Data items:
[start]
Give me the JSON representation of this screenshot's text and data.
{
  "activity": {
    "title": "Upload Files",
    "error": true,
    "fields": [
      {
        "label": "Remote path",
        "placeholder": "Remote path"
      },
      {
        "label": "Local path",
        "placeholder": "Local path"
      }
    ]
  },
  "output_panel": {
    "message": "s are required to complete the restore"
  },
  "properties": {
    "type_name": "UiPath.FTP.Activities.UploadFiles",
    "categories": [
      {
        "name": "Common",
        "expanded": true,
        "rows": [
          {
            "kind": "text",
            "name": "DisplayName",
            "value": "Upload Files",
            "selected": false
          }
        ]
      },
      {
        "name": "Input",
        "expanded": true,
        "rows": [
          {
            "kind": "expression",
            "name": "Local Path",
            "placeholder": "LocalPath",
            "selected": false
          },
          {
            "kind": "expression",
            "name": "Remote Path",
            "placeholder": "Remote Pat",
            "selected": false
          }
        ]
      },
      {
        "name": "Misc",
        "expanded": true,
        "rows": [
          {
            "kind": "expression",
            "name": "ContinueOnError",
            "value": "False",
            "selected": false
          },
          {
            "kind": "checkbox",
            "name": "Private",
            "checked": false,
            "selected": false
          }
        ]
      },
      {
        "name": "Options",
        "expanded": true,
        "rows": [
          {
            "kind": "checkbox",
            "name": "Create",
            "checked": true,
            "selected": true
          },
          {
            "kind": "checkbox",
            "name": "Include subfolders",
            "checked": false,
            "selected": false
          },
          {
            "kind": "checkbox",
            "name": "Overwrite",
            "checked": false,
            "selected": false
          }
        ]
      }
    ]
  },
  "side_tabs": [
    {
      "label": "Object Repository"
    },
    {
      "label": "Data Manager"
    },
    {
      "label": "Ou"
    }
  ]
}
[end]
## Work required
From the records above, copy every line that holds the word "Remote".

## Full answer
        "label": "Remote path",
        "placeholder": "Remote path"
            "name": "Remote Path",
            "placeholder": "Remote Pat",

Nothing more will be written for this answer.